Copy all lines below exactly as written. Leave pictures out.

_Data records_:
-- start --

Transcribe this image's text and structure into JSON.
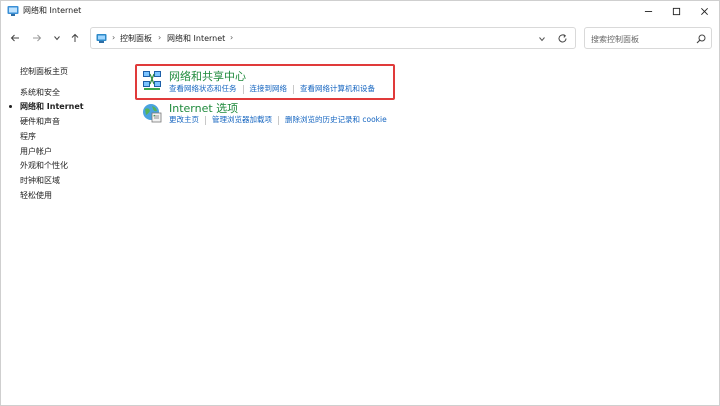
{
  "window": {
    "title": "网络和 Internet"
  },
  "address": {
    "breadcrumbs": [
      "控制面板",
      "网络和 Internet"
    ]
  },
  "search": {
    "placeholder": "搜索控制面板"
  },
  "sidebar": {
    "items": [
      {
        "label": "控制面板主页"
      },
      {
        "label": "系统和安全"
      },
      {
        "label": "网络和 Internet"
      },
      {
        "label": "硬件和声音"
      },
      {
        "label": "程序"
      },
      {
        "label": "用户帐户"
      },
      {
        "label": "外观和个性化"
      },
      {
        "label": "时钟和区域"
      },
      {
        "label": "轻松使用"
      }
    ]
  },
  "categories": [
    {
      "title": "网络和共享中心",
      "icon": "network-sharing-center-icon",
      "links": [
        "查看网络状态和任务",
        "连接到网络",
        "查看网络计算机和设备"
      ]
    },
    {
      "title": "Internet 选项",
      "icon": "internet-options-globe-icon",
      "links": [
        "更改主页",
        "管理浏览器加载项",
        "删除浏览的历史记录和 cookie"
      ]
    }
  ],
  "colors": {
    "category_title": "#1f8a3c",
    "link": "#1565c0",
    "highlight_border": "#e03a3a"
  }
}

-- end --

_Result of the exercise_:
Transcribe this image's text and structure into JSON.
{
  "window": {
    "title": "网络和 Internet"
  },
  "address": {
    "breadcrumbs": [
      "控制面板",
      "网络和 Internet"
    ]
  },
  "search": {
    "placeholder": "搜索控制面板"
  },
  "sidebar": {
    "items": [
      {
        "label": "控制面板主页"
      },
      {
        "label": "系统和安全"
      },
      {
        "label": "网络和 Internet"
      },
      {
        "label": "硬件和声音"
      },
      {
        "label": "程序"
      },
      {
        "label": "用户帐户"
      },
      {
        "label": "外观和个性化"
      },
      {
        "label": "时钟和区域"
      },
      {
        "label": "轻松使用"
      }
    ]
  },
  "categories": [
    {
      "title": "网络和共享中心",
      "icon": "network-sharing-center-icon",
      "links": [
        "查看网络状态和任务",
        "连接到网络",
        "查看网络计算机和设备"
      ]
    },
    {
      "title": "Internet 选项",
      "icon": "internet-options-globe-icon",
      "links": [
        "更改主页",
        "管理浏览器加载项",
        "删除浏览的历史记录和 cookie"
      ]
    }
  ],
  "colors": {
    "category_title": "#1f8a3c",
    "link": "#1565c0",
    "highlight_border": "#e03a3a"
  }
}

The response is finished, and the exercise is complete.